▸ Extracted data
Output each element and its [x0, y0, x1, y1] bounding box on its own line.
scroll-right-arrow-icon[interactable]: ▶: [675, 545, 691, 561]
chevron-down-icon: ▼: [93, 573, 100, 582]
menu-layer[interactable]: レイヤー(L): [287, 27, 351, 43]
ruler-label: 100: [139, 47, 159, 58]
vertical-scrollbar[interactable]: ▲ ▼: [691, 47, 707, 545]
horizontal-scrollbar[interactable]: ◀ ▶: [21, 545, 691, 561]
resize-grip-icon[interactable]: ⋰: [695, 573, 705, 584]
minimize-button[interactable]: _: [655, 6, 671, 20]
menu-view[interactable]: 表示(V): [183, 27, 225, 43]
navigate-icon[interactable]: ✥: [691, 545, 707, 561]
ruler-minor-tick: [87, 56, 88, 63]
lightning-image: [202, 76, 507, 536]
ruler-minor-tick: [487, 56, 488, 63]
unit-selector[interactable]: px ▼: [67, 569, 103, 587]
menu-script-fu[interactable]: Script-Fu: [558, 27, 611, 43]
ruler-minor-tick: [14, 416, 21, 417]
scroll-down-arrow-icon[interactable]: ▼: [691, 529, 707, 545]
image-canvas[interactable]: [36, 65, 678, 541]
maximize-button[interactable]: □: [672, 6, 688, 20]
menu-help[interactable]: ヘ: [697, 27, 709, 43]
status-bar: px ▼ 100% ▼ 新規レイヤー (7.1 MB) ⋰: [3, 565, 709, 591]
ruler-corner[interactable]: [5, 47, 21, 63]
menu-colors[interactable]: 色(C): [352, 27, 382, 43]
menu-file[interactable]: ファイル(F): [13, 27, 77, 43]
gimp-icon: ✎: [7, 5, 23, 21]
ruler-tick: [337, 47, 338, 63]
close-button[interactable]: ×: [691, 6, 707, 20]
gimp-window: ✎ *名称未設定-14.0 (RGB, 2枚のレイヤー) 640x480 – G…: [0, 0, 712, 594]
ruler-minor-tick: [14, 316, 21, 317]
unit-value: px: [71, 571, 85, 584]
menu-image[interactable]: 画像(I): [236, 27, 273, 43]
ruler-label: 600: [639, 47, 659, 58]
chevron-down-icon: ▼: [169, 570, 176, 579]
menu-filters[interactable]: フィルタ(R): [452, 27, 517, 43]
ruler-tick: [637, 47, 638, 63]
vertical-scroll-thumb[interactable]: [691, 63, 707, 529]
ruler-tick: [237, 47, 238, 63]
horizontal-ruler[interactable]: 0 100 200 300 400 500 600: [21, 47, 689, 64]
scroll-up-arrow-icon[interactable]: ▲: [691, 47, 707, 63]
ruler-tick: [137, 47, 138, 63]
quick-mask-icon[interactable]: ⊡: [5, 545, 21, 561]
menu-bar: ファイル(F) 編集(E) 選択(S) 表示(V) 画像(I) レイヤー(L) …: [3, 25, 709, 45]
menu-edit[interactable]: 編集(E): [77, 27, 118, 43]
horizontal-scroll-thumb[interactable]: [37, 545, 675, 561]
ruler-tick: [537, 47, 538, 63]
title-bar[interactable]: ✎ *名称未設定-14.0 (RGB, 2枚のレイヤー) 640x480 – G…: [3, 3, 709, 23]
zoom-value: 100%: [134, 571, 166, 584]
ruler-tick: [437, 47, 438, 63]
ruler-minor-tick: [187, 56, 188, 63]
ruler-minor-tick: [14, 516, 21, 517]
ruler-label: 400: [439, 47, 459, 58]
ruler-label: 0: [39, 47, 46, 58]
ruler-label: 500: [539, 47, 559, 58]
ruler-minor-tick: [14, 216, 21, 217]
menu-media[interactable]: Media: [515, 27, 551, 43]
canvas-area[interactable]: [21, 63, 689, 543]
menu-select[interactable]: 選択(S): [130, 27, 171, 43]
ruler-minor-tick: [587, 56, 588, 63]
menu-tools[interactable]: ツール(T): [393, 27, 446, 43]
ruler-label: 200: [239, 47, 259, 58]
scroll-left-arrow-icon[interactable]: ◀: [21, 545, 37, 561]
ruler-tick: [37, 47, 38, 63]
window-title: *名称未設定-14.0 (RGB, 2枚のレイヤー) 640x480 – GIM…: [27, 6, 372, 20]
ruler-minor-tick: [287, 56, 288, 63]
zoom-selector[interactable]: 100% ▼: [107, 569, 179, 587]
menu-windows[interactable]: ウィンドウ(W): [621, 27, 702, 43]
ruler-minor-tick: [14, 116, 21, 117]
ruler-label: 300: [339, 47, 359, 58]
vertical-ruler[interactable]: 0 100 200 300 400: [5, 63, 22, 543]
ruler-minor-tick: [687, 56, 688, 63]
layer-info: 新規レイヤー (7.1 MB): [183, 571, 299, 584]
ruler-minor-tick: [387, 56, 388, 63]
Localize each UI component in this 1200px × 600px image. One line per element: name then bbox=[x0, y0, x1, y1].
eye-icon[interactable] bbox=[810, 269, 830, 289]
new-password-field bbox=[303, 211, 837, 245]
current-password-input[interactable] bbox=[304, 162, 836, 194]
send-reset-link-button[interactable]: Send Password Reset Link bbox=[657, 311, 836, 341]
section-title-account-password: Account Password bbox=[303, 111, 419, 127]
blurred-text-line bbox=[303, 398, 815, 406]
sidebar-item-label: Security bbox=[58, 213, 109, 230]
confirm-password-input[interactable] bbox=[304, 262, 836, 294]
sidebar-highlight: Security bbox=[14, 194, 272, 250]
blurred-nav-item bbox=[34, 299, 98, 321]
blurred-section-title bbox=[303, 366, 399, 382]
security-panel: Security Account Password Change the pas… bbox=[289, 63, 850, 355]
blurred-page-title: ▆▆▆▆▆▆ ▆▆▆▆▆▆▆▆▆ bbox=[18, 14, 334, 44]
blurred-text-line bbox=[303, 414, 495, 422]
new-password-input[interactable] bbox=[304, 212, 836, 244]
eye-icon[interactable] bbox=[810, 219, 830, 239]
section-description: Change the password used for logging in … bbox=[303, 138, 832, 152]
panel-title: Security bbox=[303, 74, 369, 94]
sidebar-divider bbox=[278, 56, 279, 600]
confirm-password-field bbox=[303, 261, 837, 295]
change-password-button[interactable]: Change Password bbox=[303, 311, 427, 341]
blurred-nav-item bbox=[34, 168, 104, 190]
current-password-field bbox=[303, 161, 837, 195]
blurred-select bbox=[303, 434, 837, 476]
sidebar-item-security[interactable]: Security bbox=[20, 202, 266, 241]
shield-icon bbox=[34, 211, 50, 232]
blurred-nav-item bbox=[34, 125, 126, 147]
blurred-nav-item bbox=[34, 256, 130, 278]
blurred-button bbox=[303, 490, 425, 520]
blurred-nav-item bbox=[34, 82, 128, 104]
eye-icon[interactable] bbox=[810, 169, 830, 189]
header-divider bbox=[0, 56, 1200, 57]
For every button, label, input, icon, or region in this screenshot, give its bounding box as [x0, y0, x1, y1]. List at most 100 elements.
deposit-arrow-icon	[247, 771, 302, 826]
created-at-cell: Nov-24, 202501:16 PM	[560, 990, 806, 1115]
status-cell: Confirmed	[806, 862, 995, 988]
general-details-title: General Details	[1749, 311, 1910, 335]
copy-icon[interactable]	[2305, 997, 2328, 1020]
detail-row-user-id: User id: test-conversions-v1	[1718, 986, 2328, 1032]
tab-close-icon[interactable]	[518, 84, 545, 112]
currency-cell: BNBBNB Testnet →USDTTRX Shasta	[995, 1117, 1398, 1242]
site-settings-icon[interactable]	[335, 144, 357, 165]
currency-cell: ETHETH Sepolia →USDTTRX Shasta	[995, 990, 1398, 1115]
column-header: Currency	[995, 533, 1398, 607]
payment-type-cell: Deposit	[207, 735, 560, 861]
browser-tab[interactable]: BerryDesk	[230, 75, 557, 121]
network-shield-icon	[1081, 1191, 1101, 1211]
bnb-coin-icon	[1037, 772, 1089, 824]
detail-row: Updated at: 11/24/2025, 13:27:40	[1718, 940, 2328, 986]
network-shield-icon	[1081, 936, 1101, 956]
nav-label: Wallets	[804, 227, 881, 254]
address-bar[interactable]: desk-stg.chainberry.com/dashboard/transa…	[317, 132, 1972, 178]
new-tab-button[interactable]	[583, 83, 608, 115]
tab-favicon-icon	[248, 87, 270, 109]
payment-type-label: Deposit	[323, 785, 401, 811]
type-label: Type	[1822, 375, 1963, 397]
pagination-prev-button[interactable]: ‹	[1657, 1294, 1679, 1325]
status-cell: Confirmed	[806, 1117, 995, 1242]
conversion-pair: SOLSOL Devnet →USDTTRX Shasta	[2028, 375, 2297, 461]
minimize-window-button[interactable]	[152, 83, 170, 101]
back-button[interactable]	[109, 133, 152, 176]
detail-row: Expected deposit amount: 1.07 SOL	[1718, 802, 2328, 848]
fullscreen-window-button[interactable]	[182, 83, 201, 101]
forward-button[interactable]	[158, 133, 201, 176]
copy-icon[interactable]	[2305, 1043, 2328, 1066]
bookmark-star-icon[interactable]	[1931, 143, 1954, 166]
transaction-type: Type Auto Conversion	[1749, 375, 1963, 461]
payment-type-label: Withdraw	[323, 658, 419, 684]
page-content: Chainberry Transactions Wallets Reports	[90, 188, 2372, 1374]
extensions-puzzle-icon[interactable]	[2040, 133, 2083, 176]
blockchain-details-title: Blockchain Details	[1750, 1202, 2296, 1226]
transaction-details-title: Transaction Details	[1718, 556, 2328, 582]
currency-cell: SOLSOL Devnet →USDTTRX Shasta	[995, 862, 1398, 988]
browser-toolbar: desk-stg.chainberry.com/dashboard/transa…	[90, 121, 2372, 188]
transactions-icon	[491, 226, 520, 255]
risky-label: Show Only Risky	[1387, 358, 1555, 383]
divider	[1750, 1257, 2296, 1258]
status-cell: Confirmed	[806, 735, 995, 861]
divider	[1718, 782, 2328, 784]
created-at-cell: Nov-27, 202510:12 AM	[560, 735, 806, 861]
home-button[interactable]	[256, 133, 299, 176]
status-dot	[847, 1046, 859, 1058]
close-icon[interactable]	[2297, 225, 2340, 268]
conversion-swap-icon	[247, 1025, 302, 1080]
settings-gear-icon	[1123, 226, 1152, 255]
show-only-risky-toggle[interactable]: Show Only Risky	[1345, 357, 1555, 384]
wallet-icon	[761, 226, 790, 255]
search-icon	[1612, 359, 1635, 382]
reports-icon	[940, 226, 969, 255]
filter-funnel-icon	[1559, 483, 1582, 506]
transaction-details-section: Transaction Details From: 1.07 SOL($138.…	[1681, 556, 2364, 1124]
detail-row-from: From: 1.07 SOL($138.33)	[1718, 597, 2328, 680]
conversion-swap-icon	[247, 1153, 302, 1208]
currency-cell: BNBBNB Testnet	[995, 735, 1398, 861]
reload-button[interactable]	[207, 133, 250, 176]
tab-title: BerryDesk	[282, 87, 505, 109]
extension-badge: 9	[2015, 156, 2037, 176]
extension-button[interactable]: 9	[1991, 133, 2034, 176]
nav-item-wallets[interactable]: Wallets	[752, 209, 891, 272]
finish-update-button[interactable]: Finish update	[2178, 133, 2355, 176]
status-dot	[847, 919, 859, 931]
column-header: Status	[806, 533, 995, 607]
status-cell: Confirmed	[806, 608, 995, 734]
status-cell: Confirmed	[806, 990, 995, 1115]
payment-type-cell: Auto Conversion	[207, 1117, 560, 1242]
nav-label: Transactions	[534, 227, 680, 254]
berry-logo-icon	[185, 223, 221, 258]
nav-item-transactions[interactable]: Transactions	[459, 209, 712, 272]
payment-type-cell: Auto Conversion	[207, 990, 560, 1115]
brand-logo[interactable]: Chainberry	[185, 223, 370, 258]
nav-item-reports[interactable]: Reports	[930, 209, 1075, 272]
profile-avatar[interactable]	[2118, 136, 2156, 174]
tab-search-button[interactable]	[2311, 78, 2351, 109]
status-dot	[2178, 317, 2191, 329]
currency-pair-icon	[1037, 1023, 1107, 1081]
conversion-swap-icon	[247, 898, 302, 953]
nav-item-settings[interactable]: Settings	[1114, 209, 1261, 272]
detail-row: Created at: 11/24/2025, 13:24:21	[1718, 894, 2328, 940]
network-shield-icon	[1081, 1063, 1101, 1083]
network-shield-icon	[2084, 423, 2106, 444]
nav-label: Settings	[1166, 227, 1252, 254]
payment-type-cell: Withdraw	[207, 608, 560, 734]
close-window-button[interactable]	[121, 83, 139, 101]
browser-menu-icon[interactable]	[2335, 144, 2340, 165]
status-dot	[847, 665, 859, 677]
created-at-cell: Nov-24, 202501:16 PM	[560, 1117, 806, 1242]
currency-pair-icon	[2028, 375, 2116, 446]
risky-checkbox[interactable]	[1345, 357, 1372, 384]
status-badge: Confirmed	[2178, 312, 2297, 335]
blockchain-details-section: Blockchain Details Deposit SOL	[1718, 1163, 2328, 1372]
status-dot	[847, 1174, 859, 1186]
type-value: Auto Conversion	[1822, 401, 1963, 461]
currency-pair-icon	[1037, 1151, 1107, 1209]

▸ Set exercise
Rewrite everything from the start of the data down to the line containing "menu-view[interactable]: 表示(V): [183, 27, 225, 43]", including that line, as a numbered list, leaving out any blank lines.

▸ Exercise response
1. Output each element and its [x0, y0, x1, y1] bounding box on its own line.
2. scroll-right-arrow-icon[interactable]: ▶: [675, 545, 691, 561]
3. chevron-down-icon: ▼: [93, 573, 100, 582]
4. menu-layer[interactable]: レイヤー(L): [287, 27, 351, 43]
5. ruler-label: 100: [139, 47, 159, 58]
6. vertical-scrollbar[interactable]: ▲ ▼: [691, 47, 707, 545]
7. horizontal-scrollbar[interactable]: ◀ ▶: [21, 545, 691, 561]
8. resize-grip-icon[interactable]: ⋰: [695, 573, 705, 584]
9. minimize-button[interactable]: _: [655, 6, 671, 20]
10. menu-view[interactable]: 表示(V): [183, 27, 225, 43]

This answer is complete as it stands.